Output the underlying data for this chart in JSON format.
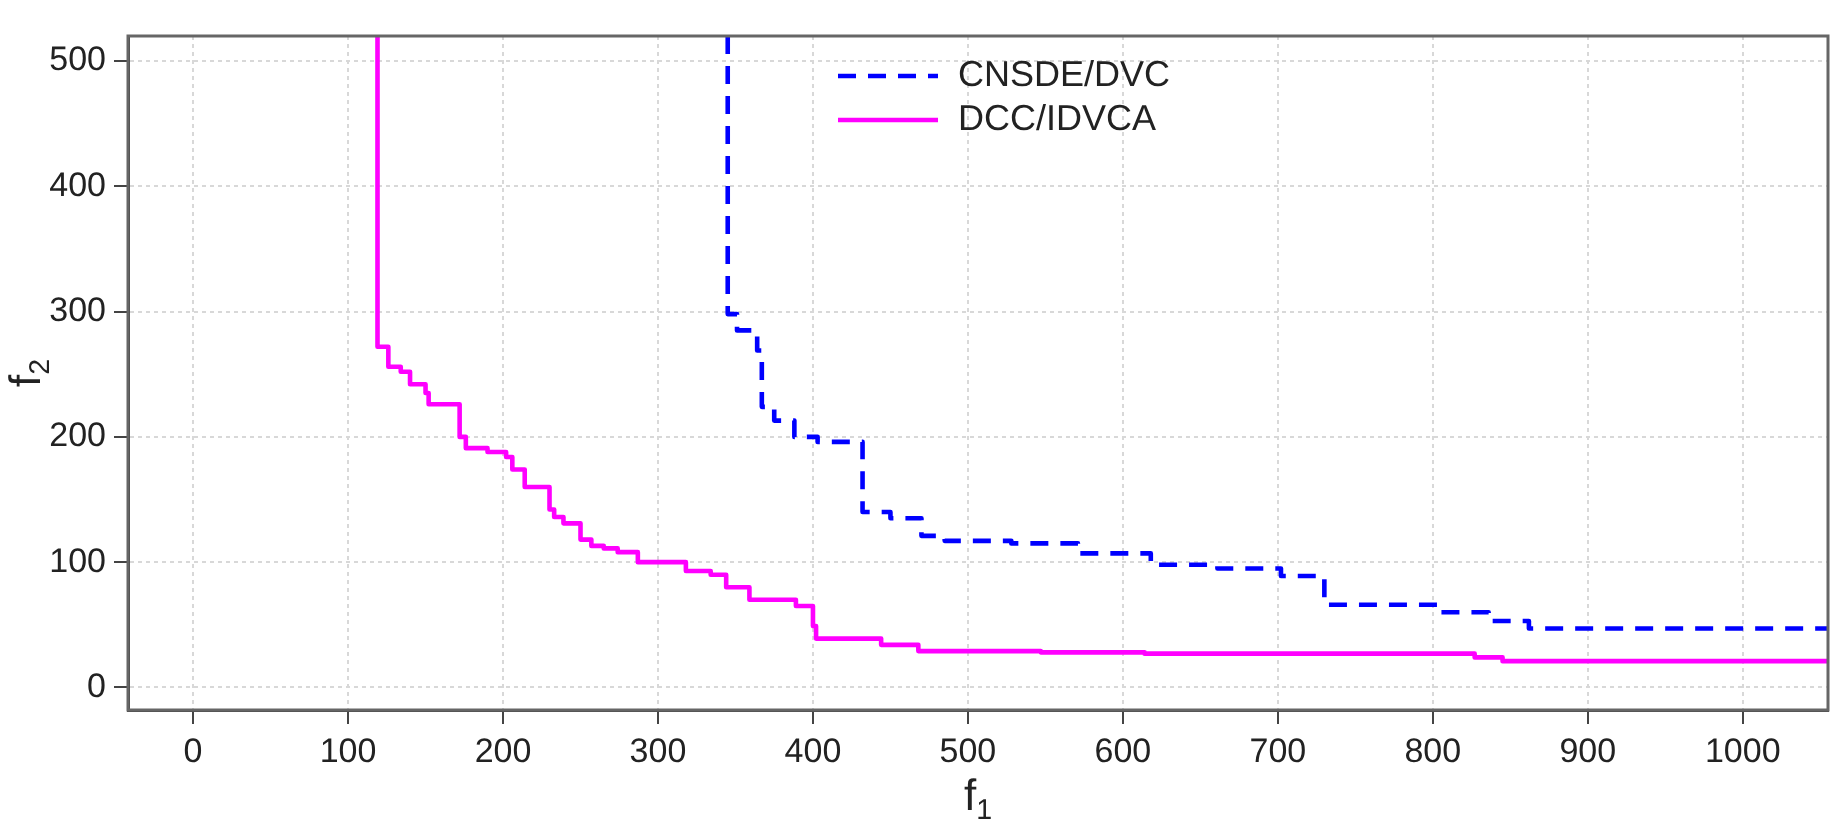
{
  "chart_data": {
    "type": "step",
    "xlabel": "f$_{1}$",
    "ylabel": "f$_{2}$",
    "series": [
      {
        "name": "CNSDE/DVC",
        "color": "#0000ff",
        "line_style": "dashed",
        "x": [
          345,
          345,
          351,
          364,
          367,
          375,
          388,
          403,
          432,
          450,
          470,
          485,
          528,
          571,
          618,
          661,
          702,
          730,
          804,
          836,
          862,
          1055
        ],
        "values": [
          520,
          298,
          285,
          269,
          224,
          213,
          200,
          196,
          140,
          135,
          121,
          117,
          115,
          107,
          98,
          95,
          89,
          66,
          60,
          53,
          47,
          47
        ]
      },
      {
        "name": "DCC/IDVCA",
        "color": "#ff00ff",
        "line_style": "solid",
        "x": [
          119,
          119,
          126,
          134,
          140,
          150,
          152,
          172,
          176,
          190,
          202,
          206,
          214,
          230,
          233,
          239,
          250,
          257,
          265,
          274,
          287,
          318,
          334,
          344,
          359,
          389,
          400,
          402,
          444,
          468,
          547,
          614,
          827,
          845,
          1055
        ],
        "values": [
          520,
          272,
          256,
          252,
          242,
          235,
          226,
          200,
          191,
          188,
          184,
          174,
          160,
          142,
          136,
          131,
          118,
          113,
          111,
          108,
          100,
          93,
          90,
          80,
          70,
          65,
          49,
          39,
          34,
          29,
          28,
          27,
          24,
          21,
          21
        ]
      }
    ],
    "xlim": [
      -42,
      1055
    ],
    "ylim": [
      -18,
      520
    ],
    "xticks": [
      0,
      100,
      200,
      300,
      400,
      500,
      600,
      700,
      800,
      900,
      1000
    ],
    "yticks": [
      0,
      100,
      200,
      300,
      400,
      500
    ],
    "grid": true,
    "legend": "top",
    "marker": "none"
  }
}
-*-*-
* **Given task**
Transcribe each entry above exactly, apart from the pictures.

* **Solution to the problem**
Output the underlying data for this chart in JSON format.
{
  "chart_data": {
    "type": "step",
    "xlabel": "f$_{1}$",
    "ylabel": "f$_{2}$",
    "series": [
      {
        "name": "CNSDE/DVC",
        "color": "#0000ff",
        "line_style": "dashed",
        "x": [
          345,
          345,
          351,
          364,
          367,
          375,
          388,
          403,
          432,
          450,
          470,
          485,
          528,
          571,
          618,
          661,
          702,
          730,
          804,
          836,
          862,
          1055
        ],
        "values": [
          520,
          298,
          285,
          269,
          224,
          213,
          200,
          196,
          140,
          135,
          121,
          117,
          115,
          107,
          98,
          95,
          89,
          66,
          60,
          53,
          47,
          47
        ]
      },
      {
        "name": "DCC/IDVCA",
        "color": "#ff00ff",
        "line_style": "solid",
        "x": [
          119,
          119,
          126,
          134,
          140,
          150,
          152,
          172,
          176,
          190,
          202,
          206,
          214,
          230,
          233,
          239,
          250,
          257,
          265,
          274,
          287,
          318,
          334,
          344,
          359,
          389,
          400,
          402,
          444,
          468,
          547,
          614,
          827,
          845,
          1055
        ],
        "values": [
          520,
          272,
          256,
          252,
          242,
          235,
          226,
          200,
          191,
          188,
          184,
          174,
          160,
          142,
          136,
          131,
          118,
          113,
          111,
          108,
          100,
          93,
          90,
          80,
          70,
          65,
          49,
          39,
          34,
          29,
          28,
          27,
          24,
          21,
          21
        ]
      }
    ],
    "xlim": [
      -42,
      1055
    ],
    "ylim": [
      -18,
      520
    ],
    "xticks": [
      0,
      100,
      200,
      300,
      400,
      500,
      600,
      700,
      800,
      900,
      1000
    ],
    "yticks": [
      0,
      100,
      200,
      300,
      400,
      500
    ],
    "grid": true,
    "legend": "top",
    "marker": "none"
  }
}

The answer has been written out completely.